Excerpt provided
Matrix Product State (MPS)  is based on a type of tensor network simulation, which gives an approximation of the output
states :cite:p:`schollwock2011density`, :cite:p:`oh2021classical`.
As the Stepper, MPS backend does the computation on each component of the circuits one-by-one, and not on the whole unitary, but has the unique feature of performing approximate state evolution.
The states are represented by tensors, which are then updated at each component.
These tensors can be seen as a big set of matrices, and the approximation is done by choosing the dimension of these matrices, called the *bond* dimension.

Stepper
^^^^^^^

This simulator takes a totally different approach. Without computing the circuit's overall unitary matrix first,
it applies the unitary matrix associated with the components in each layer of the circuit one-by-one,
simulating the evolution of the statevector. The complexity of this backend is therefore proportional to the
number of components. It enables simple debugging of circuits by exposing intermediate states.

Dataset excerpts
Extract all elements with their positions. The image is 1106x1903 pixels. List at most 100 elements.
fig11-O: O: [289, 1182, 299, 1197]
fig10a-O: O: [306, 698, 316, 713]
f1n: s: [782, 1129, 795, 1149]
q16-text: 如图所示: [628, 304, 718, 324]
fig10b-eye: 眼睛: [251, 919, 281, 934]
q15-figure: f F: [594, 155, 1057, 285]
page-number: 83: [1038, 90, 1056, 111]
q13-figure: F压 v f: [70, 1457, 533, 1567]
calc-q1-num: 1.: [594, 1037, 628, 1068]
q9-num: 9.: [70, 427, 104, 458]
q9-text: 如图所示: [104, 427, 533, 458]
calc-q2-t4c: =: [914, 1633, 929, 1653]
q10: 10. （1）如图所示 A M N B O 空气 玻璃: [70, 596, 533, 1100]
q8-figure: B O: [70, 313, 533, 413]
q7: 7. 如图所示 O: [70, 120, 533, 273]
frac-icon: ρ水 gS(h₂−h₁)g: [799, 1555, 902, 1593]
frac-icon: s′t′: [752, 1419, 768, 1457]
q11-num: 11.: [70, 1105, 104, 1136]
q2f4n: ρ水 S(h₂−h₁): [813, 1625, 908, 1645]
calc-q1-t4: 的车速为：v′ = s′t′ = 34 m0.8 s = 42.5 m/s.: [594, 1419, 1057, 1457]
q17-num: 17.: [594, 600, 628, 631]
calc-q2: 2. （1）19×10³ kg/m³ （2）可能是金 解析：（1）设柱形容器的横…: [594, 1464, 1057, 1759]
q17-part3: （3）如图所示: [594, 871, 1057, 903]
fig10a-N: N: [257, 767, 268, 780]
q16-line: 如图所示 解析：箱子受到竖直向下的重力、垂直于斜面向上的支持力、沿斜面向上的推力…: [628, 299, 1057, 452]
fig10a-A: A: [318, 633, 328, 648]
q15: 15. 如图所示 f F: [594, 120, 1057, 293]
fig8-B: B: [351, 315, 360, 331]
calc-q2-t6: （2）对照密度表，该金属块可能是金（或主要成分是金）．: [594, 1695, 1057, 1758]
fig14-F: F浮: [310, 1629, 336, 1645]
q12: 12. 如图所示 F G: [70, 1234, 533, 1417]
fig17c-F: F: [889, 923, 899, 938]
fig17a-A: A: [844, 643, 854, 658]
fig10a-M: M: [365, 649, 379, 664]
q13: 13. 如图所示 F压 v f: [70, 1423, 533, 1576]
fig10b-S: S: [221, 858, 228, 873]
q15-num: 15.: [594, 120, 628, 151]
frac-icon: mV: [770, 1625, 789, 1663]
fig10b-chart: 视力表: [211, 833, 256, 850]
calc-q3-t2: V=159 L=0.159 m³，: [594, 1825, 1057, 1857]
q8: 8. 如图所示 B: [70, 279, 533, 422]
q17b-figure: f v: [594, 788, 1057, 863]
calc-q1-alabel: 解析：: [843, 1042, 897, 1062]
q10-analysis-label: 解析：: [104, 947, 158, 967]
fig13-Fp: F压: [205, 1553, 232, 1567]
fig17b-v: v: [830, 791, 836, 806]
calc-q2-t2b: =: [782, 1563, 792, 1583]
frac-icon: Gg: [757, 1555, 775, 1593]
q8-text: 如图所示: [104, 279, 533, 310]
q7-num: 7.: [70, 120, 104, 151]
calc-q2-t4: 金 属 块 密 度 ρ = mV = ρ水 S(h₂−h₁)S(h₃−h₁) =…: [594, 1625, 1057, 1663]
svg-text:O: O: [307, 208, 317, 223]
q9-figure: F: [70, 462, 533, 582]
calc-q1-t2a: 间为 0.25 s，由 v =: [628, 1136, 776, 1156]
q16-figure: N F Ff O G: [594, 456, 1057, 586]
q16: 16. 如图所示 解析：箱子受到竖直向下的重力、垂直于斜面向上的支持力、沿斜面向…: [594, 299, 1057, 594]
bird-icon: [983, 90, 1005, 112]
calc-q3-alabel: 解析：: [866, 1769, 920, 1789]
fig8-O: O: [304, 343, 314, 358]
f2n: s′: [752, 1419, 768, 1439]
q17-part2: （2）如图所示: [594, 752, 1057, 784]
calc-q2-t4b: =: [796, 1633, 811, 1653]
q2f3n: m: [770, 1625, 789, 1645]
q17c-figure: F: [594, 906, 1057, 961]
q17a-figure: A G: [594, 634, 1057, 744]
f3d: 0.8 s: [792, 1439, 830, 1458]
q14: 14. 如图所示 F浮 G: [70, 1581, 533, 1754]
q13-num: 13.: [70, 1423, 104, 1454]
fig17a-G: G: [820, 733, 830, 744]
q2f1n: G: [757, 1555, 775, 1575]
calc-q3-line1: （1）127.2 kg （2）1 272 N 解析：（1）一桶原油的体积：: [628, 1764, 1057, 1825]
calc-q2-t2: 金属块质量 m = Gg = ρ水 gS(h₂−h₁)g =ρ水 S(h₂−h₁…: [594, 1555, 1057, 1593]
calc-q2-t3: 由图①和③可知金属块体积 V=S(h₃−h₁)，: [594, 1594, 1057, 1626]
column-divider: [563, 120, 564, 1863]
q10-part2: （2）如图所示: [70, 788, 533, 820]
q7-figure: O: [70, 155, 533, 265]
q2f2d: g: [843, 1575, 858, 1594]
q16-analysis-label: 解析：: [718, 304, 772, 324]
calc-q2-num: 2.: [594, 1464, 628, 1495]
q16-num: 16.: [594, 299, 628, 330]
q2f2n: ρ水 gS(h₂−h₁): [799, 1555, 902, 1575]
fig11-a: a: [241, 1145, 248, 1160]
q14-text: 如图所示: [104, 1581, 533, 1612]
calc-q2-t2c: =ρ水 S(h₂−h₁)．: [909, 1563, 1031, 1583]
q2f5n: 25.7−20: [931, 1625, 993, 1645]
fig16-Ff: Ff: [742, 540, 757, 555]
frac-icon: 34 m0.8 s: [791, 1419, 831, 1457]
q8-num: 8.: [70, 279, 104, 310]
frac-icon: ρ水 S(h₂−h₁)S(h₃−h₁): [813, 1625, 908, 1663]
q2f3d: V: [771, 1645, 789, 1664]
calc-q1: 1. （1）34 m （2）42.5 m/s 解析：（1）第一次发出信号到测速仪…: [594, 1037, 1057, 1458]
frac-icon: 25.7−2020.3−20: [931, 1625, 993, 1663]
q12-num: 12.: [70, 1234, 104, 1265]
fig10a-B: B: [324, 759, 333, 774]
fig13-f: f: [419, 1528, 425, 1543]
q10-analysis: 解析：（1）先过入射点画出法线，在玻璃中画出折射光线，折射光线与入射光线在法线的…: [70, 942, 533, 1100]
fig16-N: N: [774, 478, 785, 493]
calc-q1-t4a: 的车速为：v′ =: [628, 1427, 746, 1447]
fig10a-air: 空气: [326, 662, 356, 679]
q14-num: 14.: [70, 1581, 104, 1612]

Objective 1
In the excerpt on simulation backends, what is the name for the matrix dimension that controls the MPS approximation?
Objective 2
Write the next part of the excerpt on simulation backends, picking up after its final sentence.

Written reply 1
The bond dimension.

Written reply 2
The `Stepper` formerly a `backend` is a `simulator` since Perceval 0.9.

.. rubric:: Footnotes

.. [1] Those backends technically support sampling, but to do so, they need to compute the full output distribution then
       sample on it, which is totally inefficient.
.. [#] Following the methodology presented at https://the-walrus.readthedocs.io/en/latest/gallery/permanent_tutorial.html.